Instructions to follow:
Repeat the entire listing exactly as written.

Dataset entries:

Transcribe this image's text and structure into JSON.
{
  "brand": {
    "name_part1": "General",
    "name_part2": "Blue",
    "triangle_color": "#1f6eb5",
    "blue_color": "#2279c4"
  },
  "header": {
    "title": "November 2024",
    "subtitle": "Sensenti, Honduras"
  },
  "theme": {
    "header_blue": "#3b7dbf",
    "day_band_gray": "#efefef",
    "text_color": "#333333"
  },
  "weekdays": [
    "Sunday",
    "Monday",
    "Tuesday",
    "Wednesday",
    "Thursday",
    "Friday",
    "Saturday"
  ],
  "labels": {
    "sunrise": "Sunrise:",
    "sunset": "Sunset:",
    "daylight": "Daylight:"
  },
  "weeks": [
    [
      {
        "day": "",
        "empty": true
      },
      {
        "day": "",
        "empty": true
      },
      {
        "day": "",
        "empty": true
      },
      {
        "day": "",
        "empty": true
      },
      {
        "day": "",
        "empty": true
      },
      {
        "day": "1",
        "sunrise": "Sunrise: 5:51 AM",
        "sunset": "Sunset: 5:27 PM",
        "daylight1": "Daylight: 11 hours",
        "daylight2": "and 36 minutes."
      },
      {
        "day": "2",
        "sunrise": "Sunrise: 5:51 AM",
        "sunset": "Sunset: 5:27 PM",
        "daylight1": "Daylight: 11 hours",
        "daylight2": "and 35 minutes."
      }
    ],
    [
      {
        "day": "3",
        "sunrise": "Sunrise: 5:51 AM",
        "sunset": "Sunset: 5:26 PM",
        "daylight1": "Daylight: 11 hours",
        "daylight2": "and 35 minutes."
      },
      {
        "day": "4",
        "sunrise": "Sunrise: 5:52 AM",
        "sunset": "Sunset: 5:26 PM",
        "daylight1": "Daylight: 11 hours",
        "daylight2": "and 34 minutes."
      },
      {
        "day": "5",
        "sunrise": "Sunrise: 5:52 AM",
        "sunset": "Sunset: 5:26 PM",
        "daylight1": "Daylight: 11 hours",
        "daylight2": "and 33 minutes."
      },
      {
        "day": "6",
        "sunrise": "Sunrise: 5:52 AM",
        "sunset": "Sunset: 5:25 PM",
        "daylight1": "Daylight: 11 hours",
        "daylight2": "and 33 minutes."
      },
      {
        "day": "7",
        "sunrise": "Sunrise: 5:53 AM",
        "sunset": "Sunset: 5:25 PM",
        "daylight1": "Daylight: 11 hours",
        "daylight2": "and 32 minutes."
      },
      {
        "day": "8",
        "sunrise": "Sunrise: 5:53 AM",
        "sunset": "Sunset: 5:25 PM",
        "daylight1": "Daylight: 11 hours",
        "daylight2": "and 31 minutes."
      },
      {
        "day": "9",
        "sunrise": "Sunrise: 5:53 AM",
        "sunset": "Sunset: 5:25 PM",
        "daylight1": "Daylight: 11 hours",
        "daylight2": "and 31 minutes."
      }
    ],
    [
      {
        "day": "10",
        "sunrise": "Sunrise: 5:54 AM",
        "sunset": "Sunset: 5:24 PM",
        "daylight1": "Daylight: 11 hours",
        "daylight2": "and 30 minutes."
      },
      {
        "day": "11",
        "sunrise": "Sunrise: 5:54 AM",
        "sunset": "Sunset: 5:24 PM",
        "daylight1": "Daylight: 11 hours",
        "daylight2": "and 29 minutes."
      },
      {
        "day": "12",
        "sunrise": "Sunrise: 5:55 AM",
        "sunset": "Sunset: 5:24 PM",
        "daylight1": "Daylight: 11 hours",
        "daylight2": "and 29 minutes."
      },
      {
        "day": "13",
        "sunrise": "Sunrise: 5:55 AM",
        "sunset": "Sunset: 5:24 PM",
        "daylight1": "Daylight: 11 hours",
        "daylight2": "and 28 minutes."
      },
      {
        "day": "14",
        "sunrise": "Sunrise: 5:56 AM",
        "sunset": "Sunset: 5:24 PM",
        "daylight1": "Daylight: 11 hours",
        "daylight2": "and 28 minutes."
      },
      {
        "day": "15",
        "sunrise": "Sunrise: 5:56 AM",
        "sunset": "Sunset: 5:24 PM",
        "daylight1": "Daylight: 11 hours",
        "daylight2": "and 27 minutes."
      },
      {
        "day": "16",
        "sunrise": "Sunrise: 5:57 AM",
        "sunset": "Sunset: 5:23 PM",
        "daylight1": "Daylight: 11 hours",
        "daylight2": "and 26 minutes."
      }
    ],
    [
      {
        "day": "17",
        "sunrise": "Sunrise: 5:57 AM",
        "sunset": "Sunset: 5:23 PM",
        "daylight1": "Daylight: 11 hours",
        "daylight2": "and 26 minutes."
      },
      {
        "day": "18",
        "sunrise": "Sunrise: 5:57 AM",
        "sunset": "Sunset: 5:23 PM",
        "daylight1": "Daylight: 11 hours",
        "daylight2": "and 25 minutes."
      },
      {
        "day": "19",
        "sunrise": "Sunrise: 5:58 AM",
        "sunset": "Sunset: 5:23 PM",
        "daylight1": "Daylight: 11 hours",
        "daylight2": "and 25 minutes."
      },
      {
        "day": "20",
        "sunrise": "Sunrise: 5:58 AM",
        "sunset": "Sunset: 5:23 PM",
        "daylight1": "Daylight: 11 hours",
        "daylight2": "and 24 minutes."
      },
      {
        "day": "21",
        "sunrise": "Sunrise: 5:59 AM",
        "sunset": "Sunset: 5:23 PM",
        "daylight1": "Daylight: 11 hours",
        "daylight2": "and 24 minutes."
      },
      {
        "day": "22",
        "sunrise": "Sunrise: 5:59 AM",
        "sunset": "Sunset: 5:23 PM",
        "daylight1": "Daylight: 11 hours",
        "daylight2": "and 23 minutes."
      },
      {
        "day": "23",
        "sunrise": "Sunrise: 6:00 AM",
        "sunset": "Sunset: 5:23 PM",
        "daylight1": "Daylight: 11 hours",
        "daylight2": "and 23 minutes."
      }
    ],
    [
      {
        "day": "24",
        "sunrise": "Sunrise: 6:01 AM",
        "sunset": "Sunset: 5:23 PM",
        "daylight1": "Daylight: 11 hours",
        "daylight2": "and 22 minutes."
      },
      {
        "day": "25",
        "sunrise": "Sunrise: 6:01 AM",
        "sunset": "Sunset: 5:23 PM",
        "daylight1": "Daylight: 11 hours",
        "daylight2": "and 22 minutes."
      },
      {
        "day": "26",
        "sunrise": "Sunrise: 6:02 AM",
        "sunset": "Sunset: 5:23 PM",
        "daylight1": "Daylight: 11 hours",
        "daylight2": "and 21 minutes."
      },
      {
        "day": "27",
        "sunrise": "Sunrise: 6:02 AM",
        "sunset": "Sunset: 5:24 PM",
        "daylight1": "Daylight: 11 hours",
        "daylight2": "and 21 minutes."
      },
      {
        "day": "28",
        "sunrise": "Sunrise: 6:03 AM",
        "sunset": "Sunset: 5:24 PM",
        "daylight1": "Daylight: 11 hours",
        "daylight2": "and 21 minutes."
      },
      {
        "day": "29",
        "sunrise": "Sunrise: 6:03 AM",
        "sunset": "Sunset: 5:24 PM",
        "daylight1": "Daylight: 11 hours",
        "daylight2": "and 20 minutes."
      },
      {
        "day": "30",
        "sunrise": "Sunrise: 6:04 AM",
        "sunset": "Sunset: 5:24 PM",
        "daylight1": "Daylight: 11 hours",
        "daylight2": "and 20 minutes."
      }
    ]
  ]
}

Reply:
Transcribe this image's text and structure into JSON.
{
  "brand": {
    "name_part1": "General",
    "name_part2": "Blue",
    "triangle_color": "#1f6eb5",
    "blue_color": "#2279c4"
  },
  "header": {
    "title": "November 2024",
    "subtitle": "Sensenti, Honduras"
  },
  "theme": {
    "header_blue": "#3b7dbf",
    "day_band_gray": "#efefef",
    "text_color": "#333333"
  },
  "weekdays": [
    "Sunday",
    "Monday",
    "Tuesday",
    "Wednesday",
    "Thursday",
    "Friday",
    "Saturday"
  ],
  "labels": {
    "sunrise": "Sunrise:",
    "sunset": "Sunset:",
    "daylight": "Daylight:"
  },
  "weeks": [
    [
      {
        "day": "",
        "empty": true
      },
      {
        "day": "",
        "empty": true
      },
      {
        "day": "",
        "empty": true
      },
      {
        "day": "",
        "empty": true
      },
      {
        "day": "",
        "empty": true
      },
      {
        "day": "1",
        "sunrise": "Sunrise: 5:51 AM",
        "sunset": "Sunset: 5:27 PM",
        "daylight1": "Daylight: 11 hours",
        "daylight2": "and 36 minutes."
      },
      {
        "day": "2",
        "sunrise": "Sunrise: 5:51 AM",
        "sunset": "Sunset: 5:27 PM",
        "daylight1": "Daylight: 11 hours",
        "daylight2": "and 35 minutes."
      }
    ],
    [
      {
        "day": "3",
        "sunrise": "Sunrise: 5:51 AM",
        "sunset": "Sunset: 5:26 PM",
        "daylight1": "Daylight: 11 hours",
        "daylight2": "and 35 minutes."
      },
      {
        "day": "4",
        "sunrise": "Sunrise: 5:52 AM",
        "sunset": "Sunset: 5:26 PM",
        "daylight1": "Daylight: 11 hours",
        "daylight2": "and 34 minutes."
      },
      {
        "day": "5",
        "sunrise": "Sunrise: 5:52 AM",
        "sunset": "Sunset: 5:26 PM",
        "daylight1": "Daylight: 11 hours",
        "daylight2": "and 33 minutes."
      },
      {
        "day": "6",
        "sunrise": "Sunrise: 5:52 AM",
        "sunset": "Sunset: 5:25 PM",
        "daylight1": "Daylight: 11 hours",
        "daylight2": "and 33 minutes."
      },
      {
        "day": "7",
        "sunrise": "Sunrise: 5:53 AM",
        "sunset": "Sunset: 5:25 PM",
        "daylight1": "Daylight: 11 hours",
        "daylight2": "and 32 minutes."
      },
      {
        "day": "8",
        "sunrise": "Sunrise: 5:53 AM",
        "sunset": "Sunset: 5:25 PM",
        "daylight1": "Daylight: 11 hours",
        "daylight2": "and 31 minutes."
      },
      {
        "day": "9",
        "sunrise": "Sunrise: 5:53 AM",
        "sunset": "Sunset: 5:25 PM",
        "daylight1": "Daylight: 11 hours",
        "daylight2": "and 31 minutes."
      }
    ],
    [
      {
        "day": "10",
        "sunrise": "Sunrise: 5:54 AM",
        "sunset": "Sunset: 5:24 PM",
        "daylight1": "Daylight: 11 hours",
        "daylight2": "and 30 minutes."
      },
      {
        "day": "11",
        "sunrise": "Sunrise: 5:54 AM",
        "sunset": "Sunset: 5:24 PM",
        "daylight1": "Daylight: 11 hours",
        "daylight2": "and 29 minutes."
      },
      {
        "day": "12",
        "sunrise": "Sunrise: 5:55 AM",
        "sunset": "Sunset: 5:24 PM",
        "daylight1": "Daylight: 11 hours",
        "daylight2": "and 29 minutes."
      },
      {
        "day": "13",
        "sunrise": "Sunrise: 5:55 AM",
        "sunset": "Sunset: 5:24 PM",
        "daylight1": "Daylight: 11 hours",
        "daylight2": "and 28 minutes."
      },
      {
        "day": "14",
        "sunrise": "Sunrise: 5:56 AM",
        "sunset": "Sunset: 5:24 PM",
        "daylight1": "Daylight: 11 hours",
        "daylight2": "and 28 minutes."
      },
      {
        "day": "15",
        "sunrise": "Sunrise: 5:56 AM",
        "sunset": "Sunset: 5:24 PM",
        "daylight1": "Daylight: 11 hours",
        "daylight2": "and 27 minutes."
      },
      {
        "day": "16",
        "sunrise": "Sunrise: 5:57 AM",
        "sunset": "Sunset: 5:23 PM",
        "daylight1": "Daylight: 11 hours",
        "daylight2": "and 26 minutes."
      }
    ],
    [
      {
        "day": "17",
        "sunrise": "Sunrise: 5:57 AM",
        "sunset": "Sunset: 5:23 PM",
        "daylight1": "Daylight: 11 hours",
        "daylight2": "and 26 minutes."
      },
      {
        "day": "18",
        "sunrise": "Sunrise: 5:57 AM",
        "sunset": "Sunset: 5:23 PM",
        "daylight1": "Daylight: 11 hours",
        "daylight2": "and 25 minutes."
      },
      {
        "day": "19",
        "sunrise": "Sunrise: 5:58 AM",
        "sunset": "Sunset: 5:23 PM",
        "daylight1": "Daylight: 11 hours",
        "daylight2": "and 25 minutes."
      },
      {
        "day": "20",
        "sunrise": "Sunrise: 5:58 AM",
        "sunset": "Sunset: 5:23 PM",
        "daylight1": "Daylight: 11 hours",
        "daylight2": "and 24 minutes."
      },
      {
        "day": "21",
        "sunrise": "Sunrise: 5:59 AM",
        "sunset": "Sunset: 5:23 PM",
        "daylight1": "Daylight: 11 hours",
        "daylight2": "and 24 minutes."
      },
      {
        "day": "22",
        "sunrise": "Sunrise: 5:59 AM",
        "sunset": "Sunset: 5:23 PM",
        "daylight1": "Daylight: 11 hours",
        "daylight2": "and 23 minutes."
      },
      {
        "day": "23",
        "sunrise": "Sunrise: 6:00 AM",
        "sunset": "Sunset: 5:23 PM",
        "daylight1": "Daylight: 11 hours",
        "daylight2": "and 23 minutes."
      }
    ],
    [
      {
        "day": "24",
        "sunrise": "Sunrise: 6:01 AM",
        "sunset": "Sunset: 5:23 PM",
        "daylight1": "Daylight: 11 hours",
        "daylight2": "and 22 minutes."
      },
      {
        "day": "25",
        "sunrise": "Sunrise: 6:01 AM",
        "sunset": "Sunset: 5:23 PM",
        "daylight1": "Daylight: 11 hours",
        "daylight2": "and 22 minutes."
      },
      {
        "day": "26",
        "sunrise": "Sunrise: 6:02 AM",
        "sunset": "Sunset: 5:23 PM",
        "daylight1": "Daylight: 11 hours",
        "daylight2": "and 21 minutes."
      },
      {
        "day": "27",
        "sunrise": "Sunrise: 6:02 AM",
        "sunset": "Sunset: 5:24 PM",
        "daylight1": "Daylight: 11 hours",
        "daylight2": "and 21 minutes."
      },
      {
        "day": "28",
        "sunrise": "Sunrise: 6:03 AM",
        "sunset": "Sunset: 5:24 PM",
        "daylight1": "Daylight: 11 hours",
        "daylight2": "and 21 minutes."
      },
      {
        "day": "29",
        "sunrise": "Sunrise: 6:03 AM",
        "sunset": "Sunset: 5:24 PM",
        "daylight1": "Daylight: 11 hours",
        "daylight2": "and 20 minutes."
      },
      {
        "day": "30",
        "sunrise": "Sunrise: 6:04 AM",
        "sunset": "Sunset: 5:24 PM",
        "daylight1": "Daylight: 11 hours",
        "daylight2": "and 20 minutes."
      }
    ]
  ]
}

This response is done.